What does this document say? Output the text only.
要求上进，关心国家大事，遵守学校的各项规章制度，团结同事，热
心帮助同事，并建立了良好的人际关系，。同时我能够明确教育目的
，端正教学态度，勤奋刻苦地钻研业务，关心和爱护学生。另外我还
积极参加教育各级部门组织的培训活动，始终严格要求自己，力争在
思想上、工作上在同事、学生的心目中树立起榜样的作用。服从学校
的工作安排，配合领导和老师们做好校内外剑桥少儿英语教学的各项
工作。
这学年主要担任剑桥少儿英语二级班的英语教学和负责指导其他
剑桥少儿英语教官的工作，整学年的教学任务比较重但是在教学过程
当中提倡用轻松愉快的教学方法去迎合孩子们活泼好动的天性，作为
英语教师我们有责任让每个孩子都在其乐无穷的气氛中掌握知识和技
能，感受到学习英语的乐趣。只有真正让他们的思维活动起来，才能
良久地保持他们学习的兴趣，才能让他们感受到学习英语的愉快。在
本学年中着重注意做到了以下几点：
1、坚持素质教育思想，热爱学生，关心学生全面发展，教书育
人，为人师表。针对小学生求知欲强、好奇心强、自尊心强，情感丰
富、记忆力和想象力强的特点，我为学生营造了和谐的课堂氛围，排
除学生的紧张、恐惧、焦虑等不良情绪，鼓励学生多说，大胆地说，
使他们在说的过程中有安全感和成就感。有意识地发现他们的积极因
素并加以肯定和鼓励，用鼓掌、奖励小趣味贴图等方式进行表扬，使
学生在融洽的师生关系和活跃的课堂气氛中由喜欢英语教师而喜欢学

» Description of the task
From the first line to the last, please quote the material above exactly.

» The completed task
What does this document say? Output the text only.
要求上进，关心国家大事，遵守学校的各项规章制度，团结同事，热
心帮助同事，并建立了良好的人际关系，。同时我能够明确教育目的
，端正教学态度，勤奋刻苦地钻研业务，关心和爱护学生。另外我还
积极参加教育各级部门组织的培训活动，始终严格要求自己，力争在
思想上、工作上在同事、学生的心目中树立起榜样的作用。服从学校
的工作安排，配合领导和老师们做好校内外剑桥少儿英语教学的各项
工作。
这学年主要担任剑桥少儿英语二级班的英语教学和负责指导其他
剑桥少儿英语教官的工作，整学年的教学任务比较重但是在教学过程
当中提倡用轻松愉快的教学方法去迎合孩子们活泼好动的天性，作为
英语教师我们有责任让每个孩子都在其乐无穷的气氛中掌握知识和技
能，感受到学习英语的乐趣。只有真正让他们的思维活动起来，才能
良久地保持他们学习的兴趣，才能让他们感受到学习英语的愉快。在
本学年中着重注意做到了以下几点：
1、坚持素质教育思想，热爱学生，关心学生全面发展，教书育
人，为人师表。针对小学生求知欲强、好奇心强、自尊心强，情感丰
富、记忆力和想象力强的特点，我为学生营造了和谐的课堂氛围，排
除学生的紧张、恐惧、焦虑等不良情绪，鼓励学生多说，大胆地说，
使他们在说的过程中有安全感和成就感。有意识地发现他们的积极因
素并加以肯定和鼓励，用鼓掌、奖励小趣味贴图等方式进行表扬，使
学生在融洽的师生关系和活跃的课堂气氛中由喜欢英语教师而喜欢学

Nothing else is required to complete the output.